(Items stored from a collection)
——
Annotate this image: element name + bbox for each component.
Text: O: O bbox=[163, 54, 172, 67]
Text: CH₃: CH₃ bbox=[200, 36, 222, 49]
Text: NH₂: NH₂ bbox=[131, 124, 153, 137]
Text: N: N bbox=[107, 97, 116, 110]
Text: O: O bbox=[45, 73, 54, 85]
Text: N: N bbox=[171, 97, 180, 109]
——
EXERCISE => Reproduce every line of the records above word for word, with nothing changed.

FULL SOLUTION =>
Annotate this image: element name + bbox for each component.
Text: O: O bbox=[163, 54, 172, 67]
Text: CH₃: CH₃ bbox=[200, 36, 222, 49]
Text: NH₂: NH₂ bbox=[131, 124, 153, 137]
Text: N: N bbox=[107, 97, 116, 110]
Text: O: O bbox=[45, 73, 54, 85]
Text: N: N bbox=[171, 97, 180, 109]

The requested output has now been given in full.